Fragment tekstu
"""
Singapur wprowadza ograniczenia we współpracy z Rosją i podmiotami z tego kraju.

Azjatyckie centrum finansowe prawie nigdy w przeszłości nie podjęło podobnych działań, jeżeli nie było do tego zobowiązane rezolucjami ONZ.

Tym razem szef singapurskiej dyplomacji  Vivian Balakrishnan oznajmił, iż jego kraj przyłączy się do pozostałych państw, które uderzają w Rosję sankcjami i restrykcjami. Inwazję na Ukrainę określił mianem „niedopuszczalnej” i „rażąco naruszającej normy międzynarodowe”.
"""
Zadanie do wykonania
Przetłumacz na angielski to zdanie z fragmentu tekstu: „Azjatyckie centrum finansowe prawie nigdy w przeszłości nie podjęło podobnych działań, jeżeli nie było do tego zobowiązane rezolucjami ONZ.” Korzystaj wyłącznie z powyższego tekstu.

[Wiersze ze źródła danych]
"""
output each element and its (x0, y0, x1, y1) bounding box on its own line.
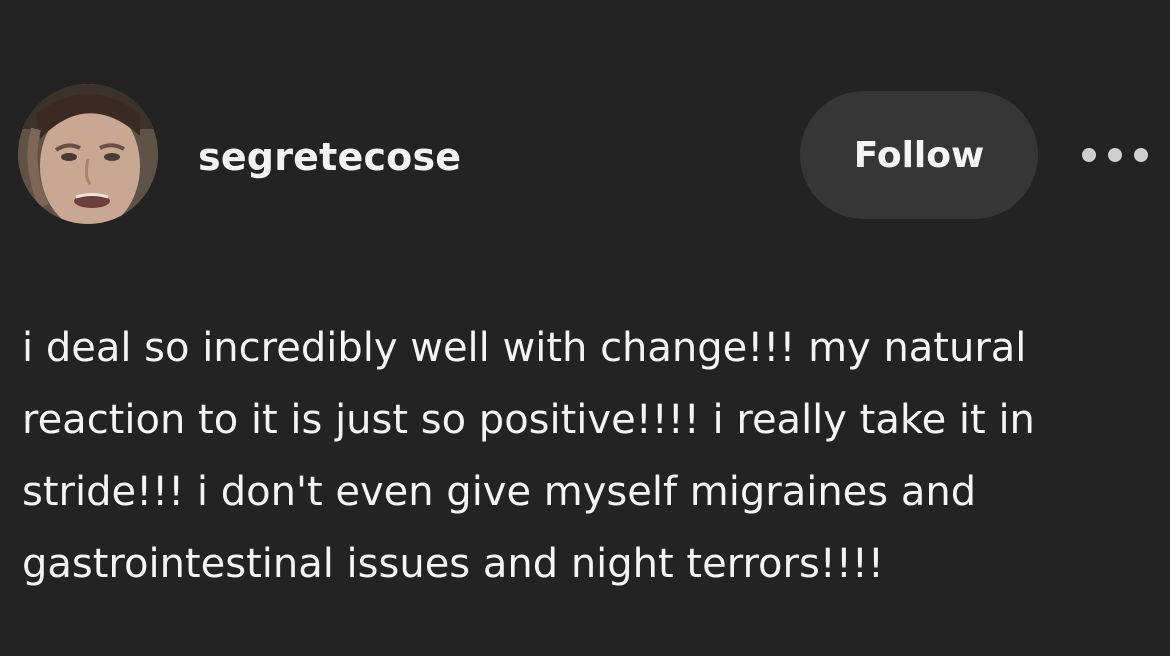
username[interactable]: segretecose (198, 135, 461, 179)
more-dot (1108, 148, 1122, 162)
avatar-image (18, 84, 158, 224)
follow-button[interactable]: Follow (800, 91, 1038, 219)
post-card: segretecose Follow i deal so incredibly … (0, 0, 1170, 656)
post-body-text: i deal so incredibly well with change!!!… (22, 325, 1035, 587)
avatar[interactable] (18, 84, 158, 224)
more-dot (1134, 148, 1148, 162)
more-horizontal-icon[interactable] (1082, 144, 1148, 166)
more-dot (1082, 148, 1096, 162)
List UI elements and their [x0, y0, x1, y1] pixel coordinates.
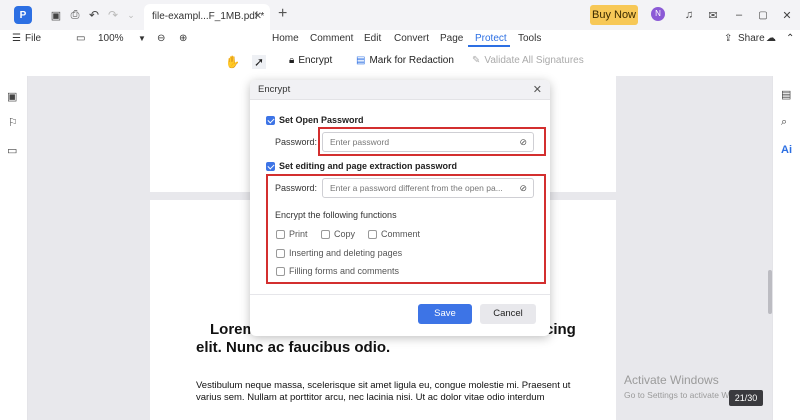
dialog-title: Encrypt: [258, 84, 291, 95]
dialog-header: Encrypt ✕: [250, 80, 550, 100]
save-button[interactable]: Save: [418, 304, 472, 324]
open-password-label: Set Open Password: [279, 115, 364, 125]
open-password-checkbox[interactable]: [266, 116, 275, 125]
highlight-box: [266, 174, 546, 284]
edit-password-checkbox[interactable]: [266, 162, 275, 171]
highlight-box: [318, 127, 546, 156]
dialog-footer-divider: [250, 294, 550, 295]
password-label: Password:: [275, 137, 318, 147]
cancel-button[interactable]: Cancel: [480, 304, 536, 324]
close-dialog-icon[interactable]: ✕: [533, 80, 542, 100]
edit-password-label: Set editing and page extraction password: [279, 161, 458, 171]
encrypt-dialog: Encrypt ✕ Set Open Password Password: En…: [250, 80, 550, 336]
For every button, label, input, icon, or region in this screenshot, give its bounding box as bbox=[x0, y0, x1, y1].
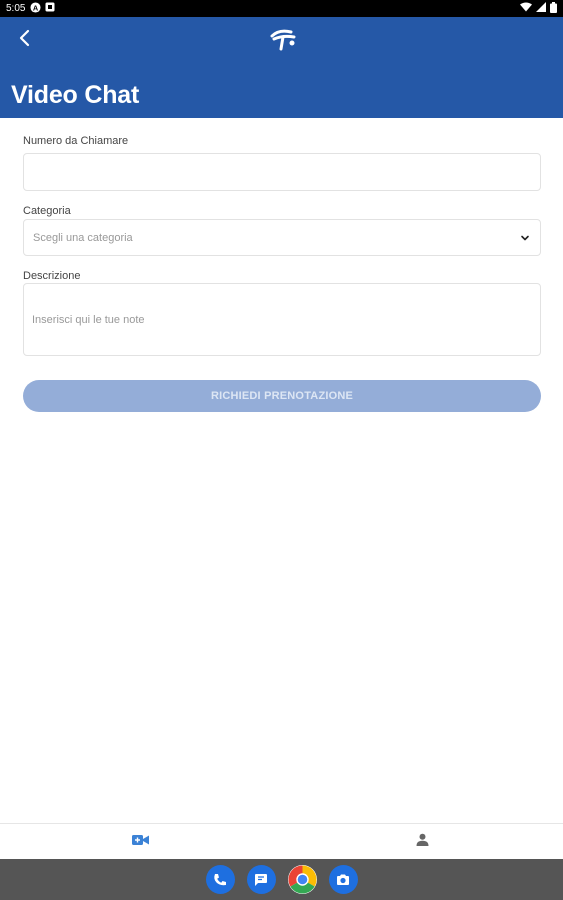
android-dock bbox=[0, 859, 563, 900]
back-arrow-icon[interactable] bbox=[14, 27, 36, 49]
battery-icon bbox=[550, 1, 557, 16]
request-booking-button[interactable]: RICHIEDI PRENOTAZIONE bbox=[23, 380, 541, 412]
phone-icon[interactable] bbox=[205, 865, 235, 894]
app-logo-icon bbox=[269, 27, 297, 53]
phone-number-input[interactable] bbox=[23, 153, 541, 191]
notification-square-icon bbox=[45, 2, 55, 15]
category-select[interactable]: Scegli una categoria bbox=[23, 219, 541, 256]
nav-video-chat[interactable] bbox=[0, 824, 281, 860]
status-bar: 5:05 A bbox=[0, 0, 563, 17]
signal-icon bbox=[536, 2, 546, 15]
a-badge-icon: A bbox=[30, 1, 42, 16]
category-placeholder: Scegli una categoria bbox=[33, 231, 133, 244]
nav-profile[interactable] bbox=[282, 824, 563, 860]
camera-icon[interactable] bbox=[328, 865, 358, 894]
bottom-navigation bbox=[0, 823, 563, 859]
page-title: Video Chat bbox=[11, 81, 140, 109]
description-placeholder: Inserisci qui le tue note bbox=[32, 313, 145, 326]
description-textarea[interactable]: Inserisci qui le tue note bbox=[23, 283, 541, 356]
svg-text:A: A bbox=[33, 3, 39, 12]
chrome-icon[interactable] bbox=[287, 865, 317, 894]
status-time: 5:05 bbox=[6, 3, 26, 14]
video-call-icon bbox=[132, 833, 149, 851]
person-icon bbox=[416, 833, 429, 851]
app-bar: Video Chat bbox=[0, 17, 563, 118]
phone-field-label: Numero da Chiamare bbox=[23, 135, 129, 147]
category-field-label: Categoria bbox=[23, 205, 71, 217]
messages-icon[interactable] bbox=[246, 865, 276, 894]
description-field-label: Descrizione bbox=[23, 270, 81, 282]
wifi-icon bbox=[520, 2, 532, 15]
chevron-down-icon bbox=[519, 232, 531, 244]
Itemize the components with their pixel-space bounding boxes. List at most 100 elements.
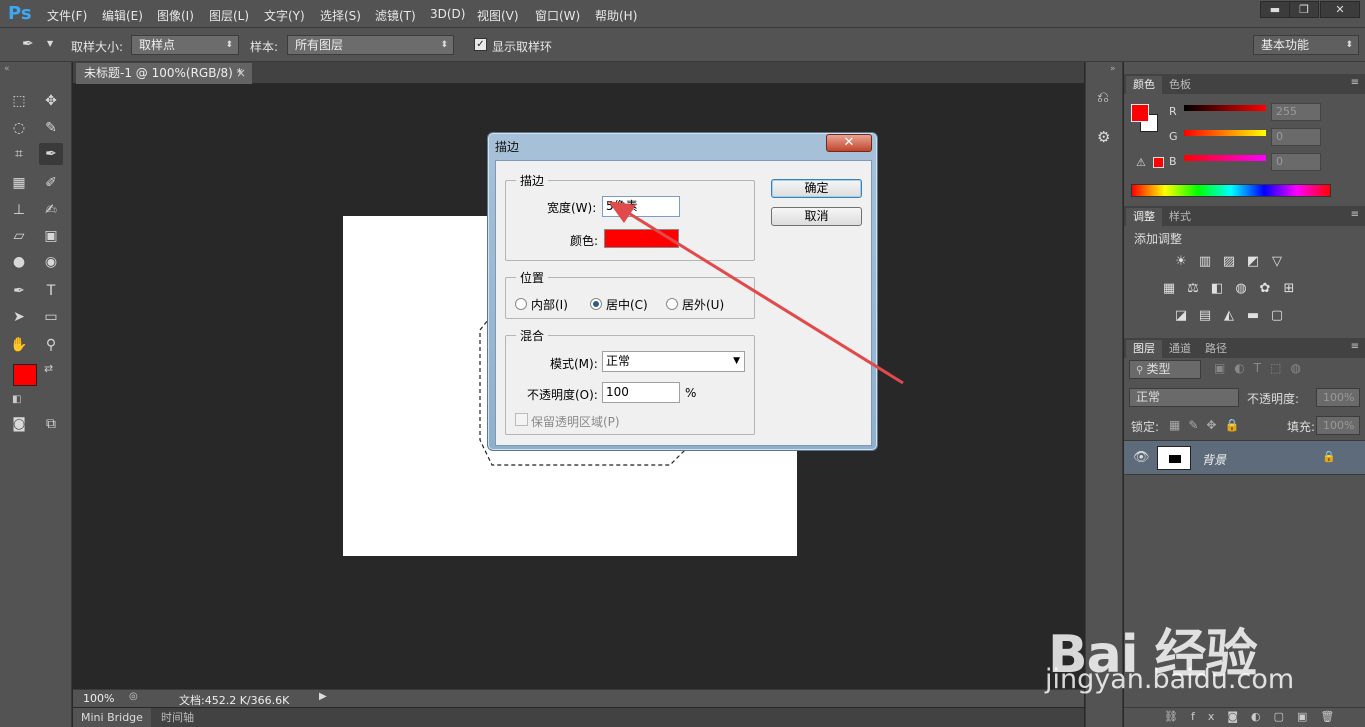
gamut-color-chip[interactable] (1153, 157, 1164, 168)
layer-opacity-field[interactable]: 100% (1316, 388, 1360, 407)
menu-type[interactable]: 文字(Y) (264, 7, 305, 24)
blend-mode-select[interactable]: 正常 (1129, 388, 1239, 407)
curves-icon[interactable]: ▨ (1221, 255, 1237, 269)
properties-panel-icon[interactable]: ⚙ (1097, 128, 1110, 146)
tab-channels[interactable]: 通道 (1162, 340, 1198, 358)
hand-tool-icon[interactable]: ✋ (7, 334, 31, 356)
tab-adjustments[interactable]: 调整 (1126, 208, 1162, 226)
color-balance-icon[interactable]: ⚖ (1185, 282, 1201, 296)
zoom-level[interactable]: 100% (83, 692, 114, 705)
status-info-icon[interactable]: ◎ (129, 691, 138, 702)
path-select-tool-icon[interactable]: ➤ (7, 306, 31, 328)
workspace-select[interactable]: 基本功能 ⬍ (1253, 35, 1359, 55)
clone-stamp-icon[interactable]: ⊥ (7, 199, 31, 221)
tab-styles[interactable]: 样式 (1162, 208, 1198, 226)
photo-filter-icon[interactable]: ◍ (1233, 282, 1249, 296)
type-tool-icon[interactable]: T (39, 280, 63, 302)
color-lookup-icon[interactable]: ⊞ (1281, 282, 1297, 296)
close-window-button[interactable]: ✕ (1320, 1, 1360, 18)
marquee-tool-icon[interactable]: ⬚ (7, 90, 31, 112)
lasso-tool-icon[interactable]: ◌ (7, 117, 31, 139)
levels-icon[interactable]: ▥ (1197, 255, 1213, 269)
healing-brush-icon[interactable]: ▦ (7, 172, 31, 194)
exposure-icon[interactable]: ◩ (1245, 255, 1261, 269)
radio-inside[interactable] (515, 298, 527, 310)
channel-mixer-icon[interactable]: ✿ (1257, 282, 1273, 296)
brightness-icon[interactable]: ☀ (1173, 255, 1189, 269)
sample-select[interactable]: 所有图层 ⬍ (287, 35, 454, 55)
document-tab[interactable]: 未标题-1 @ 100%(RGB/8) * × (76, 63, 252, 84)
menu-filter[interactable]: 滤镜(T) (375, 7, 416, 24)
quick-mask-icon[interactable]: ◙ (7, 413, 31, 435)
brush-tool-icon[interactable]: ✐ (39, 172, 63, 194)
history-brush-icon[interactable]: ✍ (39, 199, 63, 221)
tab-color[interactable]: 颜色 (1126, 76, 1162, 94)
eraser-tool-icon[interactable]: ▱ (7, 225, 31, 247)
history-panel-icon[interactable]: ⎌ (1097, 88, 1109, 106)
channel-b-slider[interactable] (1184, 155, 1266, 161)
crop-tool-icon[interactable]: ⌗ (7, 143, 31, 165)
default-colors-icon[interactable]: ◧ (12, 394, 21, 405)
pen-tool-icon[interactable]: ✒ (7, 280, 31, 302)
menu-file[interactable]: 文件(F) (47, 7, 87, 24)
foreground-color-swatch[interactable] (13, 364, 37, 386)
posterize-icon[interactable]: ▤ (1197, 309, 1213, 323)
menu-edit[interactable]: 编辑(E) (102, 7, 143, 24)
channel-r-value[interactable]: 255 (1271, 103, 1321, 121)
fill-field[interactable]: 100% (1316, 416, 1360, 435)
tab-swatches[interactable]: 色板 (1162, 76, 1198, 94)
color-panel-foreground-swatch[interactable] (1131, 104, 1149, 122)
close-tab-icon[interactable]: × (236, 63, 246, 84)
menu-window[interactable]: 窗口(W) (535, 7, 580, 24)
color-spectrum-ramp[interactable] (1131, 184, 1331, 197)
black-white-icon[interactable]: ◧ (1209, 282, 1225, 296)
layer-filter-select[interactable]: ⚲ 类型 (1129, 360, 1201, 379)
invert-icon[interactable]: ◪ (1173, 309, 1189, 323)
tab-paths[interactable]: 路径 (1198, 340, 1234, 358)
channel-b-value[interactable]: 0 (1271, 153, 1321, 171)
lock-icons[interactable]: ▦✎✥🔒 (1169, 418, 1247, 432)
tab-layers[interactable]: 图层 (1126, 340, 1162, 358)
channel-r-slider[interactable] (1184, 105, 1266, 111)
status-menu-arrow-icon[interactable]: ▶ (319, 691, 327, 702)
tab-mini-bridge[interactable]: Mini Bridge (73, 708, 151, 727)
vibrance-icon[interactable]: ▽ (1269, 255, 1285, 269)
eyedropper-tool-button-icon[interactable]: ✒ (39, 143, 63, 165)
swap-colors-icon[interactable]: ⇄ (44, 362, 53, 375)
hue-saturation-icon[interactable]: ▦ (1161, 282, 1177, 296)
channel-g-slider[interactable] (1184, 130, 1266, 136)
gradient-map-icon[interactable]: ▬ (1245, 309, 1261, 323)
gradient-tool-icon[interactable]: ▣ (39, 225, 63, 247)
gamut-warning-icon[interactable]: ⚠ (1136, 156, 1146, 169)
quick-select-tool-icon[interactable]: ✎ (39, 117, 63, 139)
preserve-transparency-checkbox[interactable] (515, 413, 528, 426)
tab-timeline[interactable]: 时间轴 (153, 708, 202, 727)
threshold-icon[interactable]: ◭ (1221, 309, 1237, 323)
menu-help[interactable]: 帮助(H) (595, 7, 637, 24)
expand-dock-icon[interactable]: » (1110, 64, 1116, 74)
"""
Odpowiedź
In the past, the Asian financial hub almost never took similar action unless it was required to do so by UN resolutions.